What is required: Output all of the records exactly as written.

(A block of data)
-- Begin --

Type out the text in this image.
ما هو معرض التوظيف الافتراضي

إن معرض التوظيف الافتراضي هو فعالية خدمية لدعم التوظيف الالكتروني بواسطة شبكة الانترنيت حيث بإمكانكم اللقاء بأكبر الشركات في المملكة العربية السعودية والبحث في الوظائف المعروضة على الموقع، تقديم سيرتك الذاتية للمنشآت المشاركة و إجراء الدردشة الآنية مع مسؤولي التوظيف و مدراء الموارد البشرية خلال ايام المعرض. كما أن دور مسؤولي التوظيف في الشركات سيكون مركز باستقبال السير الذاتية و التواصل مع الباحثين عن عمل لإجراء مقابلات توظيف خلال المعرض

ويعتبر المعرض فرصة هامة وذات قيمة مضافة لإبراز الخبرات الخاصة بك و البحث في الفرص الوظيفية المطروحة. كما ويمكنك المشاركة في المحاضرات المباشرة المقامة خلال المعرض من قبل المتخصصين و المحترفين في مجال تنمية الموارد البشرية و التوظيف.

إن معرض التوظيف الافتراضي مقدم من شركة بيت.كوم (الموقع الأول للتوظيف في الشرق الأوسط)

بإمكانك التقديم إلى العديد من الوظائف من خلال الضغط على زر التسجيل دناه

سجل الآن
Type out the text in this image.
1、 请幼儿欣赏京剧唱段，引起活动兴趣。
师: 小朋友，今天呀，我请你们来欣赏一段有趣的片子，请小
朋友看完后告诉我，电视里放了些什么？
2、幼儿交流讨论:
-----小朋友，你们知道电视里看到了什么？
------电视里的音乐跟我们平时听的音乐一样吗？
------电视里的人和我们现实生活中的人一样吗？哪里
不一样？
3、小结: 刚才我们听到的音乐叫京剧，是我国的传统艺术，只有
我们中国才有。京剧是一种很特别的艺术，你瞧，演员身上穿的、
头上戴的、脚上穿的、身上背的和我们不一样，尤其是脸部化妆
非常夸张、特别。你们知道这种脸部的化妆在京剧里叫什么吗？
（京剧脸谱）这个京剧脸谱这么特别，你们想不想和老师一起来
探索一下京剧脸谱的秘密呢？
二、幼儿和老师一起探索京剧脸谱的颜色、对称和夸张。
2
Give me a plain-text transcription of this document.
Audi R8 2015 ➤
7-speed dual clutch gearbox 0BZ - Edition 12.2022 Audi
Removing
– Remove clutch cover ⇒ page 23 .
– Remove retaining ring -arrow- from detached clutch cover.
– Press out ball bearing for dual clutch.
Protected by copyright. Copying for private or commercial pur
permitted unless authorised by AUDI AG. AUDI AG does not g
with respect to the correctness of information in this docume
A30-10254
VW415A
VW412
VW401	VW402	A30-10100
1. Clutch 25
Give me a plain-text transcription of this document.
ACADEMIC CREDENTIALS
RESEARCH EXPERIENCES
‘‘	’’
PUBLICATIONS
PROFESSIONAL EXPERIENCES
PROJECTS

-- End --

Output for this exercise:
Type out the text in this image.
ما هو معرض التوظيف الافتراضي

إن معرض التوظيف الافتراضي هو فعالية خدمية لدعم التوظيف الالكتروني بواسطة شبكة الانترنيت حيث بإمكانكم اللقاء بأكبر الشركات في المملكة العربية السعودية والبحث في الوظائف المعروضة على الموقع، تقديم سيرتك الذاتية للمنشآت المشاركة و إجراء الدردشة الآنية مع مسؤولي التوظيف و مدراء الموارد البشرية خلال ايام المعرض. كما أن دور مسؤولي التوظيف في الشركات سيكون مركز باستقبال السير الذاتية و التواصل مع الباحثين عن عمل لإجراء مقابلات توظيف خلال المعرض

ويعتبر المعرض فرصة هامة وذات قيمة مضافة لإبراز الخبرات الخاصة بك و البحث في الفرص الوظيفية المطروحة. كما ويمكنك المشاركة في المحاضرات المباشرة المقامة خلال المعرض من قبل المتخصصين و المحترفين في مجال تنمية الموارد البشرية و التوظيف.

إن معرض التوظيف الافتراضي مقدم من شركة بيت.كوم (الموقع الأول للتوظيف في الشرق الأوسط)

بإمكانك التقديم إلى العديد من الوظائف من خلال الضغط على زر التسجيل دناه

سجل الآن
Type out the text in this image.
1、 请幼儿欣赏京剧唱段，引起活动兴趣。
师: 小朋友，今天呀，我请你们来欣赏一段有趣的片子，请小
朋友看完后告诉我，电视里放了些什么？
2、幼儿交流讨论:
-----小朋友，你们知道电视里看到了什么？
------电视里的音乐跟我们平时听的音乐一样吗？
------电视里的人和我们现实生活中的人一样吗？哪里
不一样？
3、小结: 刚才我们听到的音乐叫京剧，是我国的传统艺术，只有
我们中国才有。京剧是一种很特别的艺术，你瞧，演员身上穿的、
头上戴的、脚上穿的、身上背的和我们不一样，尤其是脸部化妆
非常夸张、特别。你们知道这种脸部的化妆在京剧里叫什么吗？
（京剧脸谱）这个京剧脸谱这么特别，你们想不想和老师一起来
探索一下京剧脸谱的秘密呢？
二、幼儿和老师一起探索京剧脸谱的颜色、对称和夸张。
2
Give me a plain-text transcription of this document.
Audi R8 2015 ➤
7-speed dual clutch gearbox 0BZ - Edition 12.2022 Audi
Removing
– Remove clutch cover ⇒ page 23 .
– Remove retaining ring -arrow- from detached clutch cover.
– Press out ball bearing for dual clutch.
Protected by copyright. Copying for private or commercial pur
permitted unless authorised by AUDI AG. AUDI AG does not g
with respect to the correctness of information in this docume
A30-10254
VW415A
VW412
VW401	VW402	A30-10100
1. Clutch 25
Give me a plain-text transcription of this document.
ACADEMIC CREDENTIALS
RESEARCH EXPERIENCES
‘‘	’’
PUBLICATIONS
PROFESSIONAL EXPERIENCES
PROJECTS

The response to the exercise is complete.